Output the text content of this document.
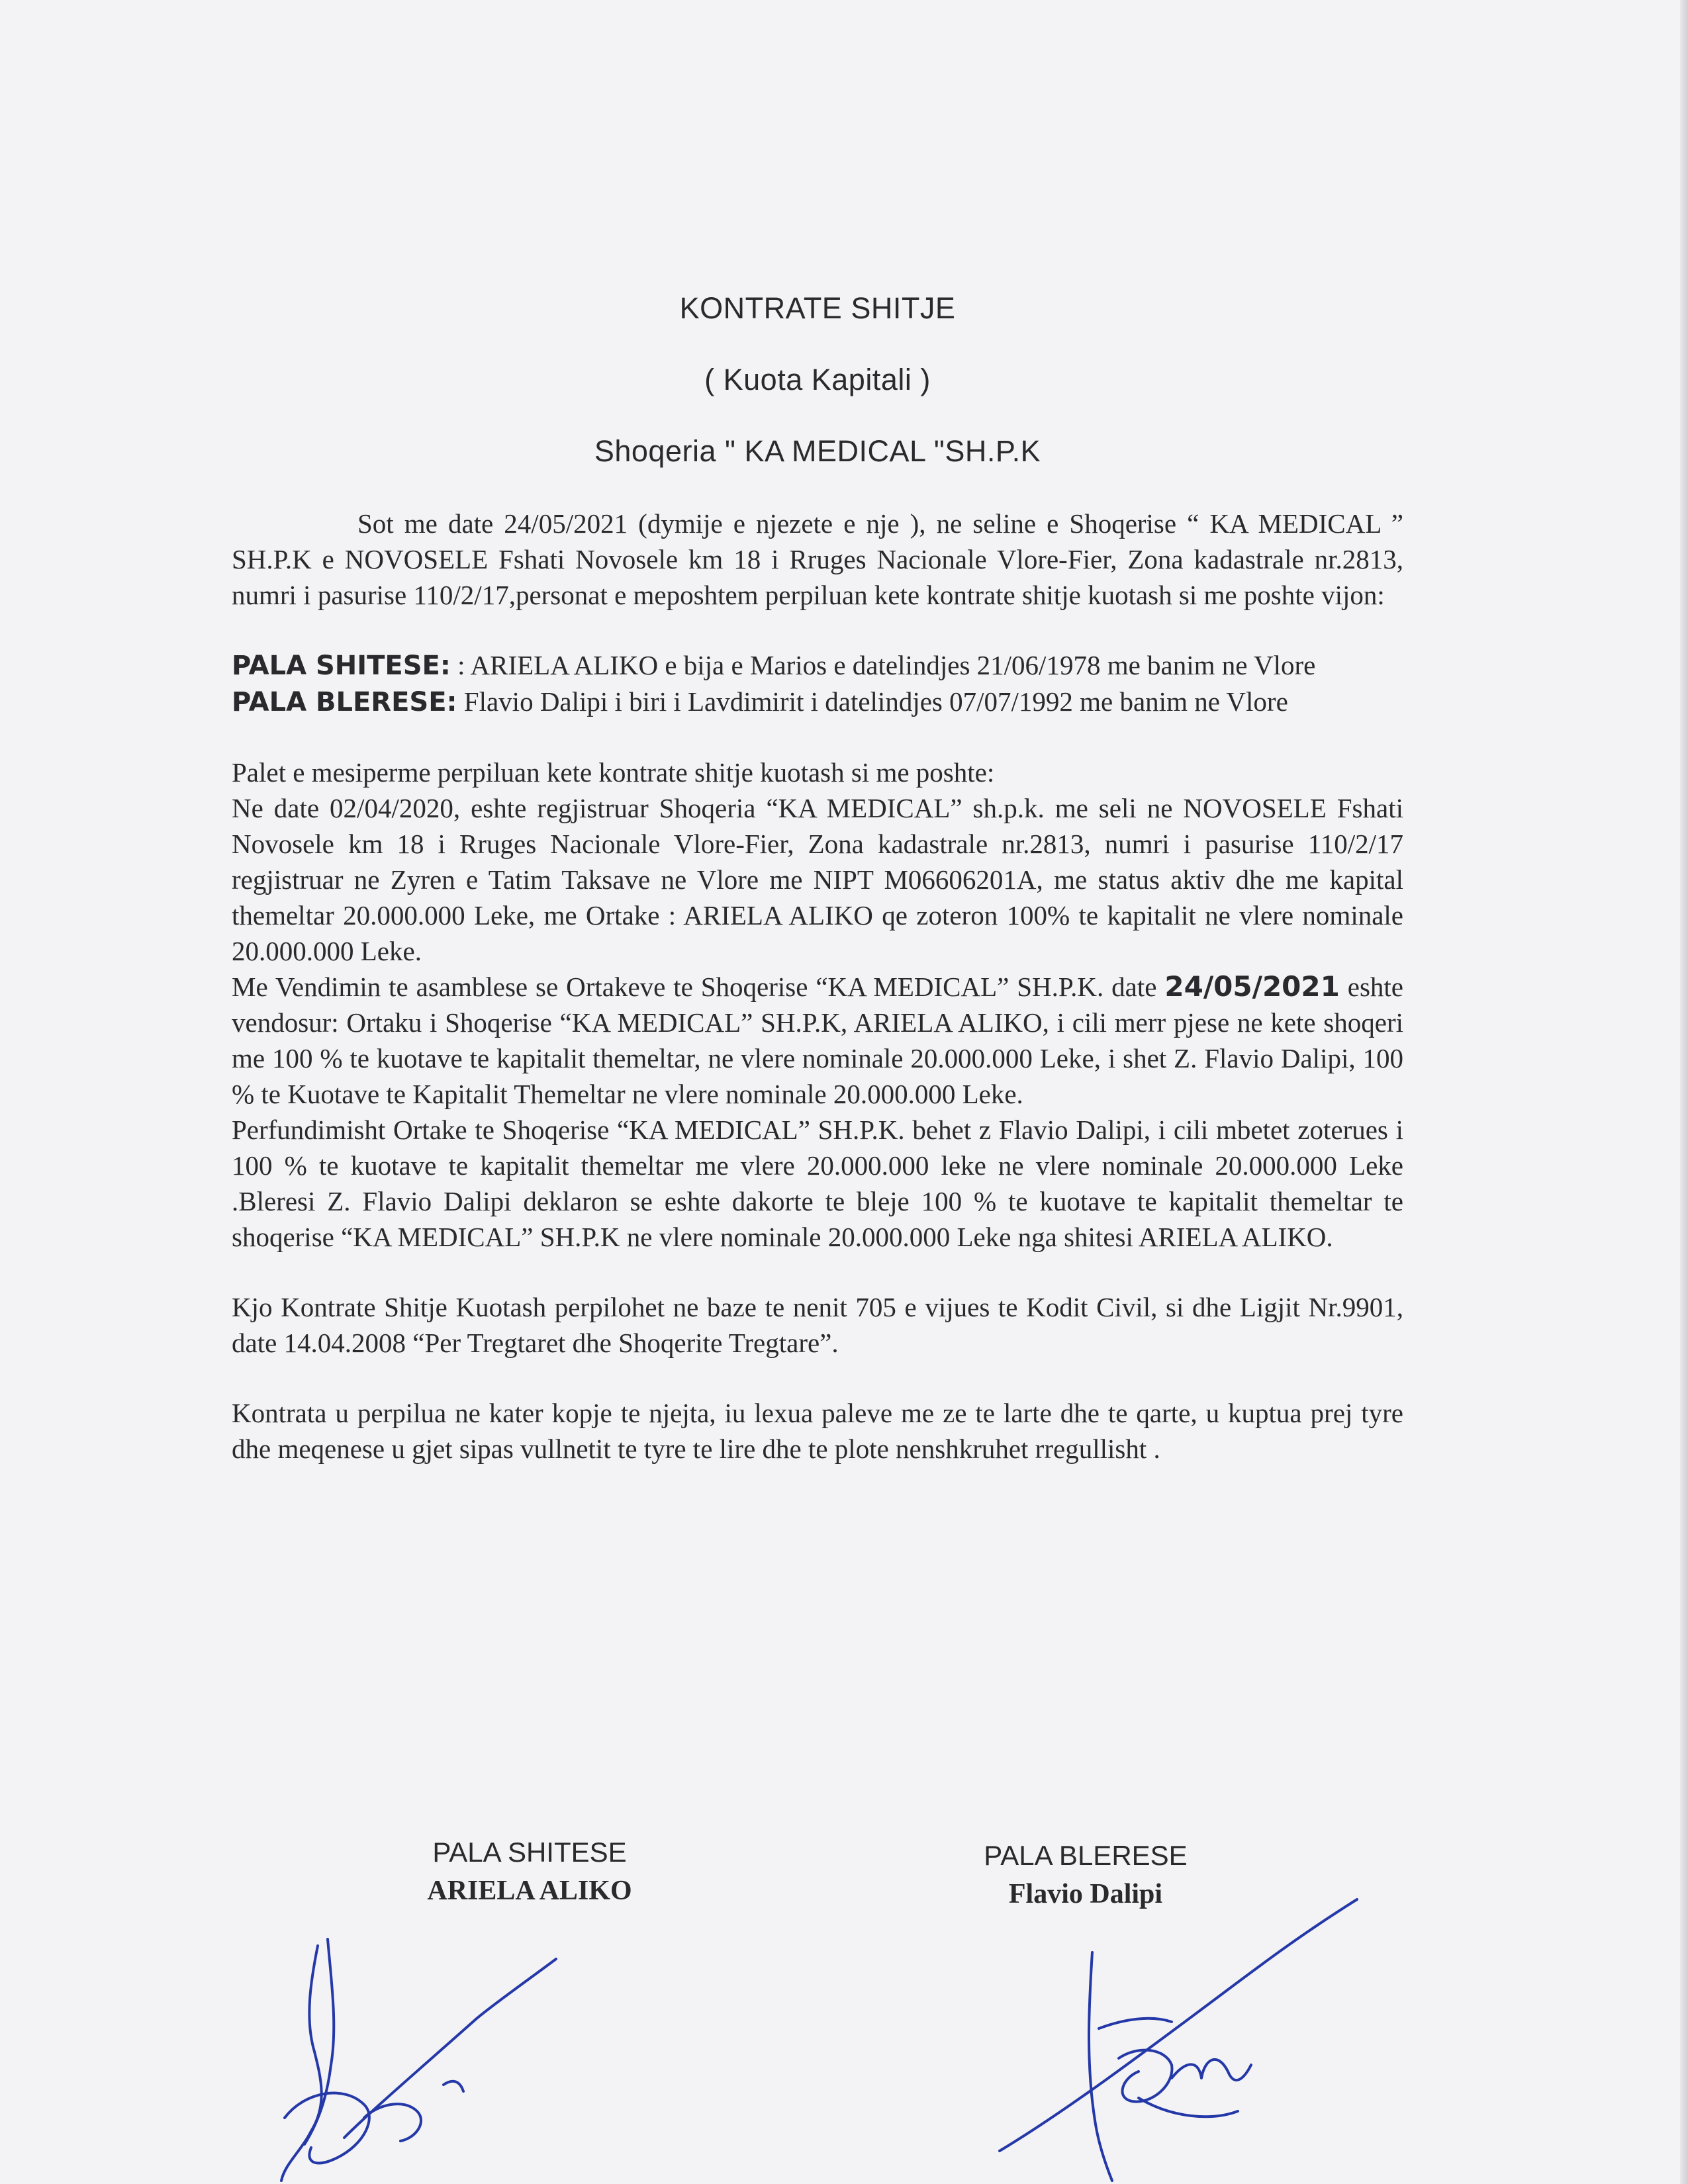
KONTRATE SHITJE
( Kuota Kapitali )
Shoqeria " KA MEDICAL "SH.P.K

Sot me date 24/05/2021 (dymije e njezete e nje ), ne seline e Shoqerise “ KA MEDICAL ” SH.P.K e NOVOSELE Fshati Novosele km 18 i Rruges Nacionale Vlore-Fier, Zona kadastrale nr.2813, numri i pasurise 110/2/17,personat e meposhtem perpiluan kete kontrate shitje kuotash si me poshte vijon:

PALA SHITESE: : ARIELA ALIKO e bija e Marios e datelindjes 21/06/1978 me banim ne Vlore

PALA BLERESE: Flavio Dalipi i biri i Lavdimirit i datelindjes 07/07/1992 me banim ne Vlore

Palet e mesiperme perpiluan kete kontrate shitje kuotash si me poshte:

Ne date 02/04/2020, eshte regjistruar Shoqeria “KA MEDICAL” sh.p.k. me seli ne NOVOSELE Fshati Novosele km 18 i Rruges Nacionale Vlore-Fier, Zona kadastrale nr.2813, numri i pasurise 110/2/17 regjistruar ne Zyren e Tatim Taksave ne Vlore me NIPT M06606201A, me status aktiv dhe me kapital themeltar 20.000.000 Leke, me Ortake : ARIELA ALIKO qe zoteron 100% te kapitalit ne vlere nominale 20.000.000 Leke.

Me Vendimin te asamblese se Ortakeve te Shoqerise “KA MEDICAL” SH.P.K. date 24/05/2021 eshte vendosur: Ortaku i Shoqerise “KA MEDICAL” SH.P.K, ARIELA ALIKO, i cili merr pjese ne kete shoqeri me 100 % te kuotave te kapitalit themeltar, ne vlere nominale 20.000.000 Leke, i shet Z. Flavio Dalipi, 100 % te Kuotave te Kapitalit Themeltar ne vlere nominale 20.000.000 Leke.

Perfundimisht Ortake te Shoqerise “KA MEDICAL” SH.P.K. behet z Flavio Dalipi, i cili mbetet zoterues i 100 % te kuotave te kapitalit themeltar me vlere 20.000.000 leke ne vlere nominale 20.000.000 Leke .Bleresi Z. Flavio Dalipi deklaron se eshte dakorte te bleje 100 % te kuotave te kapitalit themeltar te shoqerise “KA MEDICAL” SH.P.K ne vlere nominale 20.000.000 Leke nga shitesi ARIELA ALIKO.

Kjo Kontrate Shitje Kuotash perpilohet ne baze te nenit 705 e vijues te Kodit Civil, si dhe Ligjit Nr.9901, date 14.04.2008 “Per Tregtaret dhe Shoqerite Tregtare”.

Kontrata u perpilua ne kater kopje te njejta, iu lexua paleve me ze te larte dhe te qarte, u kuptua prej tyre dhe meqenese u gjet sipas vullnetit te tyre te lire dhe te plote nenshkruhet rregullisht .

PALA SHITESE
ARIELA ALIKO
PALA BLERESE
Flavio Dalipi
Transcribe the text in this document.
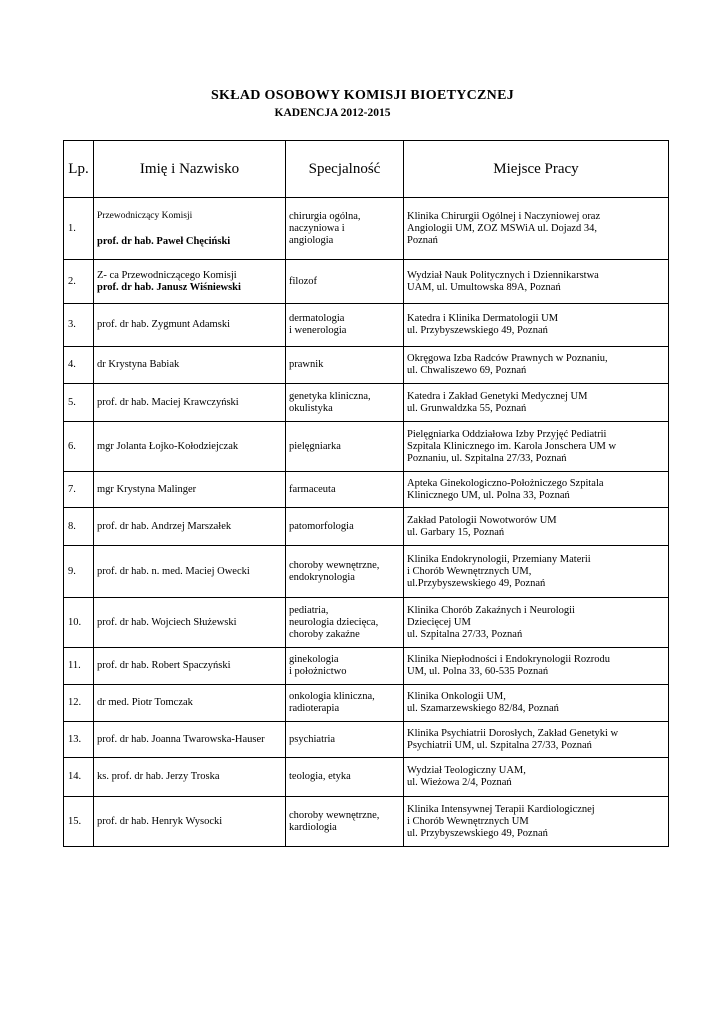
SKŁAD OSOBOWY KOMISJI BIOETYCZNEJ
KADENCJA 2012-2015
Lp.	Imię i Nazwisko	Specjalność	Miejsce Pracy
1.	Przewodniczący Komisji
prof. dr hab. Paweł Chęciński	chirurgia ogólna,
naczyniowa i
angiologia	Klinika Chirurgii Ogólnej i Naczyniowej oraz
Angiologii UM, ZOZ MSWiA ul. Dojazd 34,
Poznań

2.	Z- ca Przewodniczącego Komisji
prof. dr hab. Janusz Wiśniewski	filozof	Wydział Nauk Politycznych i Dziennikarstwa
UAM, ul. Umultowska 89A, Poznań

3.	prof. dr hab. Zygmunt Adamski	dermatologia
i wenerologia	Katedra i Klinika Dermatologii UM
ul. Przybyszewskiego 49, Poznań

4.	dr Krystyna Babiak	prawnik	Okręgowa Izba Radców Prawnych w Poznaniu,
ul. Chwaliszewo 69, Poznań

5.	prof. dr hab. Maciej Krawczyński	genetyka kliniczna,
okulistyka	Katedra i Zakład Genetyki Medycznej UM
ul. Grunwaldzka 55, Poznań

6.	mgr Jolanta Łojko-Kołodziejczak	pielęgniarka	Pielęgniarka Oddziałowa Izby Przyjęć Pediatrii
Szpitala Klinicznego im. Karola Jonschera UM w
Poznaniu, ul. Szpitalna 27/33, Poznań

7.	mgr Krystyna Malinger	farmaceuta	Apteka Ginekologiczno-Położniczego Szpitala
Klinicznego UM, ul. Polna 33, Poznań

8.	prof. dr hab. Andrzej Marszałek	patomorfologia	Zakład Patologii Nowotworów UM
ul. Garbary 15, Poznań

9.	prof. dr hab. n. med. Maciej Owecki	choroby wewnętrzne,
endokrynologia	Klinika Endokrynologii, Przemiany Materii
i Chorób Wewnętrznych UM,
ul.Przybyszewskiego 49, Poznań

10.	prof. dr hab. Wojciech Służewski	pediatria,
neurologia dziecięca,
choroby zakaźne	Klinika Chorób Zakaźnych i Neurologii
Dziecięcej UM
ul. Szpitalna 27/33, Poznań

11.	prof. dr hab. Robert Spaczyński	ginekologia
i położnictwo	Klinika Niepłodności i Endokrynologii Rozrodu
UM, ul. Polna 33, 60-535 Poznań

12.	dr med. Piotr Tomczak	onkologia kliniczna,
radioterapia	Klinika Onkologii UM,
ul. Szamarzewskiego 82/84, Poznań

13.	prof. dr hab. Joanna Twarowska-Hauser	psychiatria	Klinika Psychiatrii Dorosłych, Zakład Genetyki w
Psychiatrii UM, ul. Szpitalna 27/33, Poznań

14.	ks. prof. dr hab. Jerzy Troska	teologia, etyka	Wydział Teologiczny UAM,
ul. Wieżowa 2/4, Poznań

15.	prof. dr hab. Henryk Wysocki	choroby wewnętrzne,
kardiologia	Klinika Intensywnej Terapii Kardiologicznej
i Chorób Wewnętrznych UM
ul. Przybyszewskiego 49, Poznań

Stated problem:
Without including any pictures, print each record exactly.

Reply:
Output the text content of this document.
KONTRATE SHITJE
( Kuota Kapitali )
Shoqeria " KA MEDICAL "SH.P.K

Sot me date 24/05/2021 (dymije e njezete e nje ), ne seline e Shoqerise “ KA MEDICAL ” SH.P.K e NOVOSELE Fshati Novosele km 18 i Rruges Nacionale Vlore-Fier, Zona kadastrale nr.2813, numri i pasurise 110/2/17,personat e meposhtem perpiluan kete kontrate shitje kuotash si me poshte vijon:

PALA SHITESE: : ARIELA ALIKO e bija e Marios e datelindjes 21/06/1978 me banim ne Vlore

PALA BLERESE: Flavio Dalipi i biri i Lavdimirit i datelindjes 07/07/1992 me banim ne Vlore

Palet e mesiperme perpiluan kete kontrate shitje kuotash si me poshte:

Ne date 02/04/2020, eshte regjistruar Shoqeria “KA MEDICAL” sh.p.k. me seli ne NOVOSELE Fshati Novosele km 18 i Rruges Nacionale Vlore-Fier, Zona kadastrale nr.2813, numri i pasurise 110/2/17 regjistruar ne Zyren e Tatim Taksave ne Vlore me NIPT M06606201A, me status aktiv dhe me kapital themeltar 20.000.000 Leke, me Ortake : ARIELA ALIKO qe zoteron 100% te kapitalit ne vlere nominale 20.000.000 Leke.

Me Vendimin te asamblese se Ortakeve te Shoqerise “KA MEDICAL” SH.P.K. date 24/05/2021 eshte vendosur: Ortaku i Shoqerise “KA MEDICAL” SH.P.K, ARIELA ALIKO, i cili merr pjese ne kete shoqeri me 100 % te kuotave te kapitalit themeltar, ne vlere nominale 20.000.000 Leke, i shet Z. Flavio Dalipi, 100 % te Kuotave te Kapitalit Themeltar ne vlere nominale 20.000.000 Leke.

Perfundimisht Ortake te Shoqerise “KA MEDICAL” SH.P.K. behet z Flavio Dalipi, i cili mbetet zoterues i 100 % te kuotave te kapitalit themeltar me vlere 20.000.000 leke ne vlere nominale 20.000.000 Leke .Bleresi Z. Flavio Dalipi deklaron se eshte dakorte te bleje 100 % te kuotave te kapitalit themeltar te shoqerise “KA MEDICAL” SH.P.K ne vlere nominale 20.000.000 Leke nga shitesi ARIELA ALIKO.

Kjo Kontrate Shitje Kuotash perpilohet ne baze te nenit 705 e vijues te Kodit Civil, si dhe Ligjit Nr.9901, date 14.04.2008 “Per Tregtaret dhe Shoqerite Tregtare”.

Kontrata u perpilua ne kater kopje te njejta, iu lexua paleve me ze te larte dhe te qarte, u kuptua prej tyre dhe meqenese u gjet sipas vullnetit te tyre te lire dhe te plote nenshkruhet rregullisht .

PALA SHITESE
ARIELA ALIKO
PALA BLERESE
Flavio Dalipi
Transcribe the text in this document.
SKŁAD OSOBOWY KOMISJI BIOETYCZNEJ
KADENCJA 2012-2015
Lp.	Imię i Nazwisko	Specjalność	Miejsce Pracy
1.	Przewodniczący Komisji
prof. dr hab. Paweł Chęciński	chirurgia ogólna,
naczyniowa i
angiologia	Klinika Chirurgii Ogólnej i Naczyniowej oraz
Angiologii UM, ZOZ MSWiA ul. Dojazd 34,
Poznań

2.	Z- ca Przewodniczącego Komisji
prof. dr hab. Janusz Wiśniewski	filozof	Wydział Nauk Politycznych i Dziennikarstwa
UAM, ul. Umultowska 89A, Poznań

3.	prof. dr hab. Zygmunt Adamski	dermatologia
i wenerologia	Katedra i Klinika Dermatologii UM
ul. Przybyszewskiego 49, Poznań

4.	dr Krystyna Babiak	prawnik	Okręgowa Izba Radców Prawnych w Poznaniu,
ul. Chwaliszewo 69, Poznań

5.	prof. dr hab. Maciej Krawczyński	genetyka kliniczna,
okulistyka	Katedra i Zakład Genetyki Medycznej UM
ul. Grunwaldzka 55, Poznań

6.	mgr Jolanta Łojko-Kołodziejczak	pielęgniarka	Pielęgniarka Oddziałowa Izby Przyjęć Pediatrii
Szpitala Klinicznego im. Karola Jonschera UM w
Poznaniu, ul. Szpitalna 27/33, Poznań

7.	mgr Krystyna Malinger	farmaceuta	Apteka Ginekologiczno-Położniczego Szpitala
Klinicznego UM, ul. Polna 33, Poznań

8.	prof. dr hab. Andrzej Marszałek	patomorfologia	Zakład Patologii Nowotworów UM
ul. Garbary 15, Poznań

9.	prof. dr hab. n. med. Maciej Owecki	choroby wewnętrzne,
endokrynologia	Klinika Endokrynologii, Przemiany Materii
i Chorób Wewnętrznych UM,
ul.Przybyszewskiego 49, Poznań

10.	prof. dr hab. Wojciech Służewski	pediatria,
neurologia dziecięca,
choroby zakaźne	Klinika Chorób Zakaźnych i Neurologii
Dziecięcej UM
ul. Szpitalna 27/33, Poznań

11.	prof. dr hab. Robert Spaczyński	ginekologia
i położnictwo	Klinika Niepłodności i Endokrynologii Rozrodu
UM, ul. Polna 33, 60-535 Poznań

12.	dr med. Piotr Tomczak	onkologia kliniczna,
radioterapia	Klinika Onkologii UM,
ul. Szamarzewskiego 82/84, Poznań

13.	prof. dr hab. Joanna Twarowska-Hauser	psychiatria	Klinika Psychiatrii Dorosłych, Zakład Genetyki w
Psychiatrii UM, ul. Szpitalna 27/33, Poznań

14.	ks. prof. dr hab. Jerzy Troska	teologia, etyka	Wydział Teologiczny UAM,
ul. Wieżowa 2/4, Poznań

15.	prof. dr hab. Henryk Wysocki	choroby wewnętrzne,
kardiologia	Klinika Intensywnej Terapii Kardiologicznej
i Chorób Wewnętrznych UM
ul. Przybyszewskiego 49, Poznań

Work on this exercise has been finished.